## [Problem statement]
Copy out each line featuring the string "espera" from the entries beneath.

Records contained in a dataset

** start **

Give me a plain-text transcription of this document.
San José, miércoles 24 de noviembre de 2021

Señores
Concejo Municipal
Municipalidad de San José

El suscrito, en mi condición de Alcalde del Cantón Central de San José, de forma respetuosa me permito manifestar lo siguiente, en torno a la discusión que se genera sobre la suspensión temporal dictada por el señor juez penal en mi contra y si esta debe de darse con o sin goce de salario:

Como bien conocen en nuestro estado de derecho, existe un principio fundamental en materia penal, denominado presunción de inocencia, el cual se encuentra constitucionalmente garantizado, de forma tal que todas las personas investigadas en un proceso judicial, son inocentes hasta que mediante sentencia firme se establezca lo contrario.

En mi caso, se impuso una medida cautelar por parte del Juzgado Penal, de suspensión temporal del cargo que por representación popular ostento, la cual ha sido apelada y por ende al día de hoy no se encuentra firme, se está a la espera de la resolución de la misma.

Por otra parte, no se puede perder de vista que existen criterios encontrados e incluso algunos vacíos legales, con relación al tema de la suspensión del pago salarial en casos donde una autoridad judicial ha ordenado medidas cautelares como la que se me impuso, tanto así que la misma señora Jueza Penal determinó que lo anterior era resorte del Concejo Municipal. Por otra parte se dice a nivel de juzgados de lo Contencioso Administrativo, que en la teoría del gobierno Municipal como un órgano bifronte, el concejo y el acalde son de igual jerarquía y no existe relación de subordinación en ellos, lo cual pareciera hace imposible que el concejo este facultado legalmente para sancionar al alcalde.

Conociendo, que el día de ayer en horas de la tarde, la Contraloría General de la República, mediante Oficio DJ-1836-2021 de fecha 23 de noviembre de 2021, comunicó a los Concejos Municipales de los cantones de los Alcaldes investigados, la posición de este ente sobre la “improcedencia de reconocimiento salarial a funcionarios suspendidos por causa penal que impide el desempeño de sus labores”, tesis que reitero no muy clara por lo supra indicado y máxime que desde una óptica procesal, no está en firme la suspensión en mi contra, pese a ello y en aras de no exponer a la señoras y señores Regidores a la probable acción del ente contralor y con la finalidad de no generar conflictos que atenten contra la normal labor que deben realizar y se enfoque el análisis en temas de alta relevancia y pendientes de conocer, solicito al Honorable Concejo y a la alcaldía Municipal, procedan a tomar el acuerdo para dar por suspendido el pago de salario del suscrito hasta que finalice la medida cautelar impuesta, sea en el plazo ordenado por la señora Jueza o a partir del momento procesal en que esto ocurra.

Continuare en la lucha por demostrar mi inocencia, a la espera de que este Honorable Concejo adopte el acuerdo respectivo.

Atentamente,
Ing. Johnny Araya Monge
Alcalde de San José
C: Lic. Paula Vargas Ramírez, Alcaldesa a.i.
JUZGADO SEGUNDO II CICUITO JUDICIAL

** end **
** start **

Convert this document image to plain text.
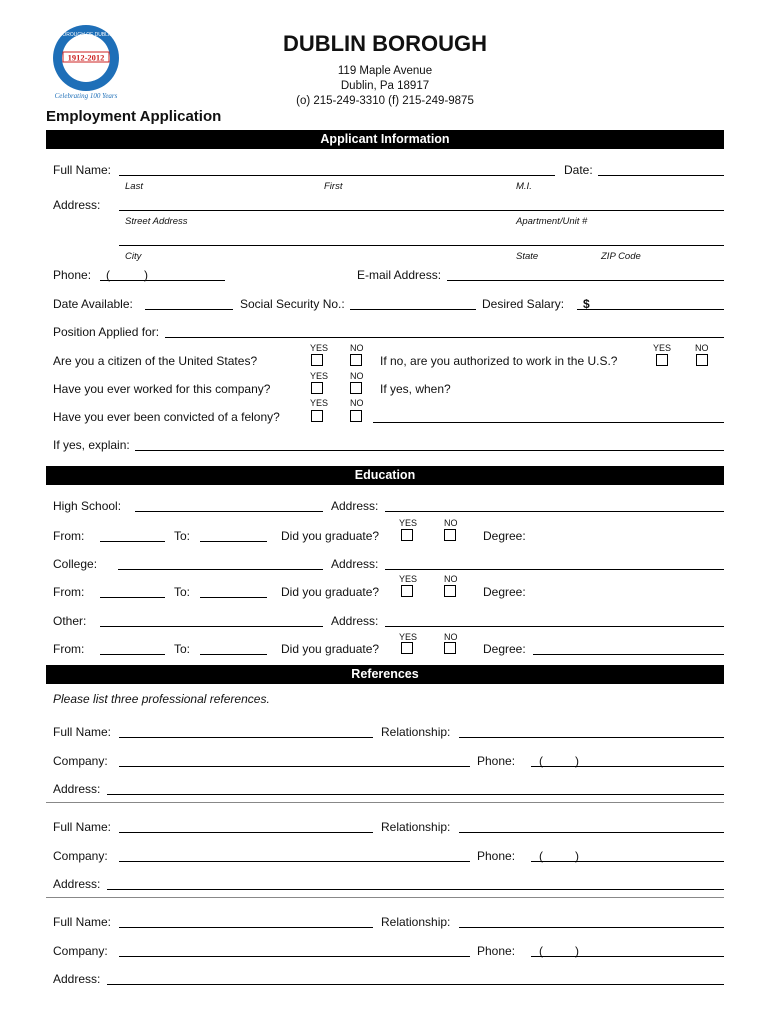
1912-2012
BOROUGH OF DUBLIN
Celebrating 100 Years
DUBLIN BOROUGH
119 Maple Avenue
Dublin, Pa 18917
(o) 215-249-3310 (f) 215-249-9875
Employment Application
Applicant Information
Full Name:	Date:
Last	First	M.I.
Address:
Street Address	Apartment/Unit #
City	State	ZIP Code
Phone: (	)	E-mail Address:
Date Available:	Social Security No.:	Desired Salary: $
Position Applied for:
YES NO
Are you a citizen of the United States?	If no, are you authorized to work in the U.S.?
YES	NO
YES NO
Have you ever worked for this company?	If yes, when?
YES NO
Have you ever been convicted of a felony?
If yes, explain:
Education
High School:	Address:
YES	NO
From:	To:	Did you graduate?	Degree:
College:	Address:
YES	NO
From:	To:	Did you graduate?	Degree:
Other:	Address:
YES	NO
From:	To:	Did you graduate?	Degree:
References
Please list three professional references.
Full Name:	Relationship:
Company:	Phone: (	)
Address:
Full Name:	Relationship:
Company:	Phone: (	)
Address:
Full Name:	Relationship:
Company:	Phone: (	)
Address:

** end **

## [Solution for this problem]
En mi caso, se impuso una medida cautelar por parte del Juzgado Penal, de suspensión temporal del cargo que por representación popular ostento, la cual ha sido apelada y por ende al día de hoy no se encuentra firme, se está a la espera de la resolución de la misma.
Continuare en la lucha por demostrar mi inocencia, a la espera de que este Honorable Concejo adopte el acuerdo respectivo.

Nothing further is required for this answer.